Find all lines in the listing that include the word "Scarth", then copy them.

* * * * *

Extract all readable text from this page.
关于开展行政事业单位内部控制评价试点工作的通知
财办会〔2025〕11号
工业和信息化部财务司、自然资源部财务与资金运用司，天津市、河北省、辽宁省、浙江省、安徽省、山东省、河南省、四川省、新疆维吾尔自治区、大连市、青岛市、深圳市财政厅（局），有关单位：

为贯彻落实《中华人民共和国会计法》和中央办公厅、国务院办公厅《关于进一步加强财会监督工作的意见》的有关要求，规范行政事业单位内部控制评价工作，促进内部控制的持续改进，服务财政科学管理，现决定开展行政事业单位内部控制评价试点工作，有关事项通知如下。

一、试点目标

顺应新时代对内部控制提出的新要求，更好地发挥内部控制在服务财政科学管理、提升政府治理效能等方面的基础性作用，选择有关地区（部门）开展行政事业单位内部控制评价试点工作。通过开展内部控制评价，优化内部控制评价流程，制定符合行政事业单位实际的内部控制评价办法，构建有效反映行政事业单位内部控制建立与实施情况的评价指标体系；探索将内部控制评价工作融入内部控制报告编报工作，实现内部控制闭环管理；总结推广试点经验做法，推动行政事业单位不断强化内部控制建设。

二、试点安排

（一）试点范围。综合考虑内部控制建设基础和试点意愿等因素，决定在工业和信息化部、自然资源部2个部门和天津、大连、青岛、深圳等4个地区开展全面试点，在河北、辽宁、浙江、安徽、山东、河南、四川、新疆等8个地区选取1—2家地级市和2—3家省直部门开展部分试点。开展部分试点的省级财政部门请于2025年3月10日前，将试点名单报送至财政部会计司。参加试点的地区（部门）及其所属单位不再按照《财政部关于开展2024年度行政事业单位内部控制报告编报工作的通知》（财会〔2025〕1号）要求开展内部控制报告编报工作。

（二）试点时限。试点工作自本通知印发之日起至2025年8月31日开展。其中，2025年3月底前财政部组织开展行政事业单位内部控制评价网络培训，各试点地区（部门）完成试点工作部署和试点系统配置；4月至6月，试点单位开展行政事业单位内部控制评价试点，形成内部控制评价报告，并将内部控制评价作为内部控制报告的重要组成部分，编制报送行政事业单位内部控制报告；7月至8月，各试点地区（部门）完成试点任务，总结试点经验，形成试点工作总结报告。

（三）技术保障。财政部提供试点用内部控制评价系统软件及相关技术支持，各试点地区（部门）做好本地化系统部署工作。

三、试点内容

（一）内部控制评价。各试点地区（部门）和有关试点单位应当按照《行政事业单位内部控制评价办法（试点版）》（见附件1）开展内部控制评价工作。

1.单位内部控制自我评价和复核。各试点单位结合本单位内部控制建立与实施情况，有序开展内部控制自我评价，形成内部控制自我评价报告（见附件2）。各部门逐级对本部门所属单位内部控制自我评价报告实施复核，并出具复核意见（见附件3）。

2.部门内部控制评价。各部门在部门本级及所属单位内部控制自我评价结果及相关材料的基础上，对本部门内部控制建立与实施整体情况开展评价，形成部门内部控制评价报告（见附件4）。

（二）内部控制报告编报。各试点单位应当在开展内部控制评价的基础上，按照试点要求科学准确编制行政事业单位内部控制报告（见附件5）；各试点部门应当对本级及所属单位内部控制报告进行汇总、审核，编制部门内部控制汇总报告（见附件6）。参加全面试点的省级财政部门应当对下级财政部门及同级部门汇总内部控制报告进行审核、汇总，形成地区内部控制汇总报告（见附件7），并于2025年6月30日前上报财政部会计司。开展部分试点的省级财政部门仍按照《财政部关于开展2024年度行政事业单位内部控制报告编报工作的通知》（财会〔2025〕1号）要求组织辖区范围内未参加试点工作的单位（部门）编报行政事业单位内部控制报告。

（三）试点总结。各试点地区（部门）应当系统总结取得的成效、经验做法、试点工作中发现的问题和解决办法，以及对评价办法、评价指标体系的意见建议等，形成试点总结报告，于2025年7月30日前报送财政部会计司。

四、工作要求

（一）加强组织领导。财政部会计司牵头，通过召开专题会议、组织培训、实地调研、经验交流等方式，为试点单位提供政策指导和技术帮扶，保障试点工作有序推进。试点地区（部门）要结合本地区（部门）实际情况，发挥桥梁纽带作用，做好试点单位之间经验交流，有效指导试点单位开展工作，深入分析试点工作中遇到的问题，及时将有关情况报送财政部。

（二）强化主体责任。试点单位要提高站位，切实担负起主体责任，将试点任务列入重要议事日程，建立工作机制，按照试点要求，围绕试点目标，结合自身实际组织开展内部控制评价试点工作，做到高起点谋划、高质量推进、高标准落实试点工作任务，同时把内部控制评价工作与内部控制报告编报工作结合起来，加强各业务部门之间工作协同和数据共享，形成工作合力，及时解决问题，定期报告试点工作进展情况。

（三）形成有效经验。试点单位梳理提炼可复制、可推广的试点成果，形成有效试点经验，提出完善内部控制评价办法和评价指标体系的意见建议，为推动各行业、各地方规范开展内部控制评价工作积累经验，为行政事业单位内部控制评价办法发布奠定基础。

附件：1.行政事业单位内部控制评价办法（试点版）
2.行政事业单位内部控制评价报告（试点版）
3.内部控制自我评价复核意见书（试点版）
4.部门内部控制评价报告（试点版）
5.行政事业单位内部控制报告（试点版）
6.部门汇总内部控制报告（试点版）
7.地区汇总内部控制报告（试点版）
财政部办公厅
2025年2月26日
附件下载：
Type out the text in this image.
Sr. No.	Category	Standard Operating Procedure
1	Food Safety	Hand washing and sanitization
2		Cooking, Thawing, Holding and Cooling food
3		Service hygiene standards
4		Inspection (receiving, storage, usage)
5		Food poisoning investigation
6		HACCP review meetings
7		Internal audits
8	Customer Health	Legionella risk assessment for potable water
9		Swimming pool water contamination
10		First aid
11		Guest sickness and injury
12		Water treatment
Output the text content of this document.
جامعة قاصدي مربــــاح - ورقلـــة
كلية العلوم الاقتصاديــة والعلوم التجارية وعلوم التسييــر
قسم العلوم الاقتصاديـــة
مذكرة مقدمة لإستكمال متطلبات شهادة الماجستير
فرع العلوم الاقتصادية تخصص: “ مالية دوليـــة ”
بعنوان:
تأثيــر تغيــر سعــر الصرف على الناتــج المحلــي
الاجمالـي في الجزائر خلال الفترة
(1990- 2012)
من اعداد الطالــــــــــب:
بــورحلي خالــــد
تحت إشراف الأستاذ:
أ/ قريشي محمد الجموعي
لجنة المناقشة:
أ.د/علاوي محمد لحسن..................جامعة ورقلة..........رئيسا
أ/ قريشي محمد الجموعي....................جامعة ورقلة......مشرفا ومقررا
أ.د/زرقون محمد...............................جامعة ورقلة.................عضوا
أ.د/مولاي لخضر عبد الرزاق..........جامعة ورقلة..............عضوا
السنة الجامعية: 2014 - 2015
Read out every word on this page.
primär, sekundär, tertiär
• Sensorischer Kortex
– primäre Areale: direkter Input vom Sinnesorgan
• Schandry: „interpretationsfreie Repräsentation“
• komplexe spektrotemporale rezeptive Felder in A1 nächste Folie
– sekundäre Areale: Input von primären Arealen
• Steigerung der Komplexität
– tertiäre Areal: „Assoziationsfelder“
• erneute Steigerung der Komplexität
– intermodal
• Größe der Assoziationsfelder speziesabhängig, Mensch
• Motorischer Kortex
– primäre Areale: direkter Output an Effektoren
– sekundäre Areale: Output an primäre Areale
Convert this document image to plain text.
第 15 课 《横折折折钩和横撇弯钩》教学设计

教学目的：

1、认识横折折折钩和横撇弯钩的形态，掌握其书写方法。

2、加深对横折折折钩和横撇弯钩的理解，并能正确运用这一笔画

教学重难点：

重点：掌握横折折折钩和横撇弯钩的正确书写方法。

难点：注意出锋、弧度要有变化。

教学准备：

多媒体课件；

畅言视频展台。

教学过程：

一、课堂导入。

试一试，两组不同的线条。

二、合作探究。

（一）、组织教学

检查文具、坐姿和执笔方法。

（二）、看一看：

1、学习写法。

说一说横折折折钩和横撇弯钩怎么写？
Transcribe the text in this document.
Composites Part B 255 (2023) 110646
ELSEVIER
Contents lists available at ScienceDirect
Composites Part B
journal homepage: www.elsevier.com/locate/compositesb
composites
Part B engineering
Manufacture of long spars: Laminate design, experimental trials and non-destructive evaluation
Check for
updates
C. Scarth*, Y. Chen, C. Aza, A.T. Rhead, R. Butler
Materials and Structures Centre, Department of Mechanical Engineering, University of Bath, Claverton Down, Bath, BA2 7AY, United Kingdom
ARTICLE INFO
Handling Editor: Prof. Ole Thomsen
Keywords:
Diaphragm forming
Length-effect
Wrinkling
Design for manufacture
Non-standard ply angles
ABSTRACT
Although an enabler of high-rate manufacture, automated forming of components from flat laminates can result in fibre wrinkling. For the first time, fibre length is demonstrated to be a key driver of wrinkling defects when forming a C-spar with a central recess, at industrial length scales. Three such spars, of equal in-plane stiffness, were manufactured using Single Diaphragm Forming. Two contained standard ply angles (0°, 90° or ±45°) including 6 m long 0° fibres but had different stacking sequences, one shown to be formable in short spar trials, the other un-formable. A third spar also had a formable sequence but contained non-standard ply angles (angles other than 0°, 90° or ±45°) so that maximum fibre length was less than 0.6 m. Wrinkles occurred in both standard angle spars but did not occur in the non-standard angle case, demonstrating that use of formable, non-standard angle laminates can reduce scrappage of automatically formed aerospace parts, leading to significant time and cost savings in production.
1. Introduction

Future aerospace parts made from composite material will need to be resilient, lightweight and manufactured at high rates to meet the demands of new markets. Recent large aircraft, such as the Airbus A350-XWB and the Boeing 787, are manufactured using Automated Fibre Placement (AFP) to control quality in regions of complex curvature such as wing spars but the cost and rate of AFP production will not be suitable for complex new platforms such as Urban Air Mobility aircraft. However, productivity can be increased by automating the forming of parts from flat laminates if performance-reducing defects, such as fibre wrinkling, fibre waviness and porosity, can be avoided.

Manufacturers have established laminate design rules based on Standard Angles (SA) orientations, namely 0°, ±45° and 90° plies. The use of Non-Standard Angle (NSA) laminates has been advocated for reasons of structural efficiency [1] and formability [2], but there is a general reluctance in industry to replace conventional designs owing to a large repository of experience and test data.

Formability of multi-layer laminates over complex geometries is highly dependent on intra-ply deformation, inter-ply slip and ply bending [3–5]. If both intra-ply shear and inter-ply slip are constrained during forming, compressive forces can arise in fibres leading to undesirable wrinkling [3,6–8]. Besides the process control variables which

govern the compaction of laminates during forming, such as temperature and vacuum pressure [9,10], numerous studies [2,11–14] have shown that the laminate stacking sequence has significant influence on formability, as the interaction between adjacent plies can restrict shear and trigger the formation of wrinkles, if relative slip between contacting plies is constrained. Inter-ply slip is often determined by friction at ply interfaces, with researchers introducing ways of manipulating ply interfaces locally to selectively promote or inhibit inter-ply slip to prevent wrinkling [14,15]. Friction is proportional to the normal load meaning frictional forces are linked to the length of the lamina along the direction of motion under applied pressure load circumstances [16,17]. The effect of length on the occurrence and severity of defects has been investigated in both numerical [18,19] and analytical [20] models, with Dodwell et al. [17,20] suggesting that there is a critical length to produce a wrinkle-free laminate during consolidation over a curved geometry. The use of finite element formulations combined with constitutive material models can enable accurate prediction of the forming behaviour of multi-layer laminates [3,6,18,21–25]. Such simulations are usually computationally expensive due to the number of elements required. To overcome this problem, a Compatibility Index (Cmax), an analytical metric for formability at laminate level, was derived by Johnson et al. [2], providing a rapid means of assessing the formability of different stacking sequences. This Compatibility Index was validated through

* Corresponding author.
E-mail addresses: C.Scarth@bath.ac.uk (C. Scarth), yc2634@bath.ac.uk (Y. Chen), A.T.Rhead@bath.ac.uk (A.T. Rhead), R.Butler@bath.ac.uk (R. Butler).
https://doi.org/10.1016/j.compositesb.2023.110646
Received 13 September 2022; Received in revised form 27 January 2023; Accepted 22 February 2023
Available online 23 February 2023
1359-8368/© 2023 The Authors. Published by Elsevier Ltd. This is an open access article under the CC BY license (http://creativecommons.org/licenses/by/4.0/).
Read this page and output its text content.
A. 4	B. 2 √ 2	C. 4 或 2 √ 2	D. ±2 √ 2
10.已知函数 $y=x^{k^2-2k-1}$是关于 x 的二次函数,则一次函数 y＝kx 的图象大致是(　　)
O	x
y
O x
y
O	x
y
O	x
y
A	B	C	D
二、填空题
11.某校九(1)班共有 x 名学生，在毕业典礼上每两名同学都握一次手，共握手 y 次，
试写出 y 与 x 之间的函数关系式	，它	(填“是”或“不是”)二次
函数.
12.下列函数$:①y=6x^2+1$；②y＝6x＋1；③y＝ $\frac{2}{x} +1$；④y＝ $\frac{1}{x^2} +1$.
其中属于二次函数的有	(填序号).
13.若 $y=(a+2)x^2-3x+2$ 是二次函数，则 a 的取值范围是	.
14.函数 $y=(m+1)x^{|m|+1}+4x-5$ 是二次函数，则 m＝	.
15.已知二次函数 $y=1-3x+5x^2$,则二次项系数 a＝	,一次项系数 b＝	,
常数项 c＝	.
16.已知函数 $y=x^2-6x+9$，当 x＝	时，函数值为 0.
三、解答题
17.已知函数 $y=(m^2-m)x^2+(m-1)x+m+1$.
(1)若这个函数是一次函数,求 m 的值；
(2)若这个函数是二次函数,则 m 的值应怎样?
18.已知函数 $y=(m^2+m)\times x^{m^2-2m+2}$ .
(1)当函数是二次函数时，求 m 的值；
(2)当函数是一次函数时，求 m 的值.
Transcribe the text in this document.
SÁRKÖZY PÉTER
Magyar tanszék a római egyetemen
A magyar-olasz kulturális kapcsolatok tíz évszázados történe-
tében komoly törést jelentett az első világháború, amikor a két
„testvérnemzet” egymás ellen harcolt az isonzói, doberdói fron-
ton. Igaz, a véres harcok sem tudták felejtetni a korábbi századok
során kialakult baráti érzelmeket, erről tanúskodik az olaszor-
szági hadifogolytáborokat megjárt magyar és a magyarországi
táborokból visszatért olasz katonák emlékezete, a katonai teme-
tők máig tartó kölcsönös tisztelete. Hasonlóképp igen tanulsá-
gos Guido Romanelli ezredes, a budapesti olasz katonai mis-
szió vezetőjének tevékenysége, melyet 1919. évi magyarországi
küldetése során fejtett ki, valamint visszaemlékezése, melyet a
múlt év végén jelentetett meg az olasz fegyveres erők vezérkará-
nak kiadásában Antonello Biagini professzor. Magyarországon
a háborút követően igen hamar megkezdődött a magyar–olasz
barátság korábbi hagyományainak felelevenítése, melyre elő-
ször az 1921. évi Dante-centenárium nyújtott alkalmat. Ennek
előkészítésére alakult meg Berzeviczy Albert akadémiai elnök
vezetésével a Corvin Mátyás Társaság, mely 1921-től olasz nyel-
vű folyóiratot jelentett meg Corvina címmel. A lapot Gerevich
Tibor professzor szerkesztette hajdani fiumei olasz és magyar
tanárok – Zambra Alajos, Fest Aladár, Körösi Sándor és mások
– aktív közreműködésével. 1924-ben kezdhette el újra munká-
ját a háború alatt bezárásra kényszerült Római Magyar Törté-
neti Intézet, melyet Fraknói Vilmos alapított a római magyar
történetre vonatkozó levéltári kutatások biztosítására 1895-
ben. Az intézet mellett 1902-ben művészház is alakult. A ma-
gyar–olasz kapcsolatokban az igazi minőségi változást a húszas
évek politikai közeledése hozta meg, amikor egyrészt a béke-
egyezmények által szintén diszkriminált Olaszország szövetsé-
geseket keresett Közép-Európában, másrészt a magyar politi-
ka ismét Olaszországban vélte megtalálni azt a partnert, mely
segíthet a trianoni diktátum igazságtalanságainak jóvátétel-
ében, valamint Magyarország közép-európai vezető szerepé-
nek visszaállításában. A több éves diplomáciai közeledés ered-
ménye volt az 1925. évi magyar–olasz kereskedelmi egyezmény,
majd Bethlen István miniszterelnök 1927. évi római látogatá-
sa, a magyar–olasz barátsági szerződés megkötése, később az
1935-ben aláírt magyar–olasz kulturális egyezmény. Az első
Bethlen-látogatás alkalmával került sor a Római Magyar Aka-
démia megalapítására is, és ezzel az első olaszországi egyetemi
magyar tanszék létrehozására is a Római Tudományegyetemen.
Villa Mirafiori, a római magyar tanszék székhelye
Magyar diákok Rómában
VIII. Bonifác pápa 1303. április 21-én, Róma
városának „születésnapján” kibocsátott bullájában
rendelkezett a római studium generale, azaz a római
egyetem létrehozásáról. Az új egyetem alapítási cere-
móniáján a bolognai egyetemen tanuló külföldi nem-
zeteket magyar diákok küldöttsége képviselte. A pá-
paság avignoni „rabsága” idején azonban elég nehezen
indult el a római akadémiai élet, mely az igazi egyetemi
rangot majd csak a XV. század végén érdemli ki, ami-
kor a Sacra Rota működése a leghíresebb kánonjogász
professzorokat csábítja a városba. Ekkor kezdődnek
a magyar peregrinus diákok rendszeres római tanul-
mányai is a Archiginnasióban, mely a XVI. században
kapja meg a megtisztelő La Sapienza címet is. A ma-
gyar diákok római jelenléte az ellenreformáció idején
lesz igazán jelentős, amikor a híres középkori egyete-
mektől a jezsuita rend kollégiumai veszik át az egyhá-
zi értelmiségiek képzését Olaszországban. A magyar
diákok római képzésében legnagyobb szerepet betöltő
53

* * * * *

Completed exercise:
C. Scarth*, Y. Chen, C. Aza, A.T. Rhead, R. Butler
E-mail addresses: C.Scarth@bath.ac.uk (C. Scarth), yc2634@bath.ac.uk (Y. Chen), A.T.Rhead@bath.ac.uk (A.T. Rhead), R.Butler@bath.ac.uk (R. Butler).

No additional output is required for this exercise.